[Dataset items]
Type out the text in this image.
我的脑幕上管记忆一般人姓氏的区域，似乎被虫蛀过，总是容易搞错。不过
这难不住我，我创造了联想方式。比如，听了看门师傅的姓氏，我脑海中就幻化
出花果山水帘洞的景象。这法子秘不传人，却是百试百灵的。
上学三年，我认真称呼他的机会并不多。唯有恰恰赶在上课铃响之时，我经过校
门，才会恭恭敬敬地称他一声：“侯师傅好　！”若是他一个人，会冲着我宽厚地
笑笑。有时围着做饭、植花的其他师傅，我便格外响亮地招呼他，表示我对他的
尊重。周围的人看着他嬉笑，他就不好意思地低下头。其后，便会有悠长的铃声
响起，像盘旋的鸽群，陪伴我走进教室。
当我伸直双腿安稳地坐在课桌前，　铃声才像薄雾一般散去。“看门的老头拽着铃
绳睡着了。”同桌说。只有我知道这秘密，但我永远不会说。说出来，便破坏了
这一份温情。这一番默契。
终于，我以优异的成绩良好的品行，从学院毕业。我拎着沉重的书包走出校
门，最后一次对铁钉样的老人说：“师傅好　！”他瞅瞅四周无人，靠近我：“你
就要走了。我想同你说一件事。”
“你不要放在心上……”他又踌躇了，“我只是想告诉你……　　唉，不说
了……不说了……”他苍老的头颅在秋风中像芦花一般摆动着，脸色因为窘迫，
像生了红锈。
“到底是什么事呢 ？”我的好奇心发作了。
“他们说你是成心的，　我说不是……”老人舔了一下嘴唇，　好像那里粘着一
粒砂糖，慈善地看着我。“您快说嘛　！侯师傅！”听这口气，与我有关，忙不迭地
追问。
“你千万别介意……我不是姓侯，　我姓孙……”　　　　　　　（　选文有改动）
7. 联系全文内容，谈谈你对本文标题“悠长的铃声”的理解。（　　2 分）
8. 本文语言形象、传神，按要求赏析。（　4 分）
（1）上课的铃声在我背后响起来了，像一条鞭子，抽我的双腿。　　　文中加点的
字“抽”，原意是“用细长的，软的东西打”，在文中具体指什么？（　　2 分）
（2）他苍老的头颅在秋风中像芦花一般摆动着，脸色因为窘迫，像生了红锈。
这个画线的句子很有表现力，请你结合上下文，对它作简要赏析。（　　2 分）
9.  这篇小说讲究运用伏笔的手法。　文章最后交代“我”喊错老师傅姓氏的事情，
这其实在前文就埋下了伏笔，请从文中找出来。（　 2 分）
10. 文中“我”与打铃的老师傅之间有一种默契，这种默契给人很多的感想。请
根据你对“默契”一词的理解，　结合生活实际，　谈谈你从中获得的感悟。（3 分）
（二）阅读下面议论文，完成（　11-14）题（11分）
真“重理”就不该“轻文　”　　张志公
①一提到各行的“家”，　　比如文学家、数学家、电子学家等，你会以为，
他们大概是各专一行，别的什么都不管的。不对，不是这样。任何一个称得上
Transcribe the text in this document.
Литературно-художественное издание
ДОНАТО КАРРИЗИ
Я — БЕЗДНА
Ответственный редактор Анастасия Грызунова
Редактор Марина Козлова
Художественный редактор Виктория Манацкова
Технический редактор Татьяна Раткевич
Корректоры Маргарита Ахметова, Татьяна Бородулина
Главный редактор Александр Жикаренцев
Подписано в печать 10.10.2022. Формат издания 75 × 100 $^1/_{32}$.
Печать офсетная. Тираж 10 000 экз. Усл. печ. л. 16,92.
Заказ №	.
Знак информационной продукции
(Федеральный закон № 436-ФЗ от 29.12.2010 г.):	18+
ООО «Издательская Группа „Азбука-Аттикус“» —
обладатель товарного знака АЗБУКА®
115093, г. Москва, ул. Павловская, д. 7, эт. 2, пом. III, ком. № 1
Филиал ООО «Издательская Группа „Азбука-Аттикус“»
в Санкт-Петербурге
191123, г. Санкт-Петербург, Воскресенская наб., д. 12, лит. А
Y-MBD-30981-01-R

### Your instructions
Return every record above exactly as it appears.

### Reply
Type out the text in this image.
我的脑幕上管记忆一般人姓氏的区域，似乎被虫蛀过，总是容易搞错。不过
这难不住我，我创造了联想方式。比如，听了看门师傅的姓氏，我脑海中就幻化
出花果山水帘洞的景象。这法子秘不传人，却是百试百灵的。
上学三年，我认真称呼他的机会并不多。唯有恰恰赶在上课铃响之时，我经过校
门，才会恭恭敬敬地称他一声：“侯师傅好　！”若是他一个人，会冲着我宽厚地
笑笑。有时围着做饭、植花的其他师傅，我便格外响亮地招呼他，表示我对他的
尊重。周围的人看着他嬉笑，他就不好意思地低下头。其后，便会有悠长的铃声
响起，像盘旋的鸽群，陪伴我走进教室。
当我伸直双腿安稳地坐在课桌前，　铃声才像薄雾一般散去。“看门的老头拽着铃
绳睡着了。”同桌说。只有我知道这秘密，但我永远不会说。说出来，便破坏了
这一份温情。这一番默契。
终于，我以优异的成绩良好的品行，从学院毕业。我拎着沉重的书包走出校
门，最后一次对铁钉样的老人说：“师傅好　！”他瞅瞅四周无人，靠近我：“你
就要走了。我想同你说一件事。”
“你不要放在心上……”他又踌躇了，“我只是想告诉你……　　唉，不说
了……不说了……”他苍老的头颅在秋风中像芦花一般摆动着，脸色因为窘迫，
像生了红锈。
“到底是什么事呢 ？”我的好奇心发作了。
“他们说你是成心的，　我说不是……”老人舔了一下嘴唇，　好像那里粘着一
粒砂糖，慈善地看着我。“您快说嘛　！侯师傅！”听这口气，与我有关，忙不迭地
追问。
“你千万别介意……我不是姓侯，　我姓孙……”　　　　　　　（　选文有改动）
7. 联系全文内容，谈谈你对本文标题“悠长的铃声”的理解。（　　2 分）
8. 本文语言形象、传神，按要求赏析。（　4 分）
（1）上课的铃声在我背后响起来了，像一条鞭子，抽我的双腿。　　　文中加点的
字“抽”，原意是“用细长的，软的东西打”，在文中具体指什么？（　　2 分）
（2）他苍老的头颅在秋风中像芦花一般摆动着，脸色因为窘迫，像生了红锈。
这个画线的句子很有表现力，请你结合上下文，对它作简要赏析。（　　2 分）
9.  这篇小说讲究运用伏笔的手法。　文章最后交代“我”喊错老师傅姓氏的事情，
这其实在前文就埋下了伏笔，请从文中找出来。（　 2 分）
10. 文中“我”与打铃的老师傅之间有一种默契，这种默契给人很多的感想。请
根据你对“默契”一词的理解，　结合生活实际，　谈谈你从中获得的感悟。（3 分）
（二）阅读下面议论文，完成（　11-14）题（11分）
真“重理”就不该“轻文　”　　张志公
①一提到各行的“家”，　　比如文学家、数学家、电子学家等，你会以为，
他们大概是各专一行，别的什么都不管的。不对，不是这样。任何一个称得上
Transcribe the text in this document.
Литературно-художественное издание
ДОНАТО КАРРИЗИ
Я — БЕЗДНА
Ответственный редактор Анастасия Грызунова
Редактор Марина Козлова
Художественный редактор Виктория Манацкова
Технический редактор Татьяна Раткевич
Корректоры Маргарита Ахметова, Татьяна Бородулина
Главный редактор Александр Жикаренцев
Подписано в печать 10.10.2022. Формат издания 75 × 100 $^1/_{32}$.
Печать офсетная. Тираж 10 000 экз. Усл. печ. л. 16,92.
Заказ №	.
Знак информационной продукции
(Федеральный закон № 436-ФЗ от 29.12.2010 г.):	18+
ООО «Издательская Группа „Азбука-Аттикус“» —
обладатель товарного знака АЗБУКА®
115093, г. Москва, ул. Павловская, д. 7, эт. 2, пом. III, ком. № 1
Филиал ООО «Издательская Группа „Азбука-Аттикус“»
в Санкт-Петербурге
191123, г. Санкт-Петербург, Воскресенская наб., д. 12, лит. А
Y-MBD-30981-01-R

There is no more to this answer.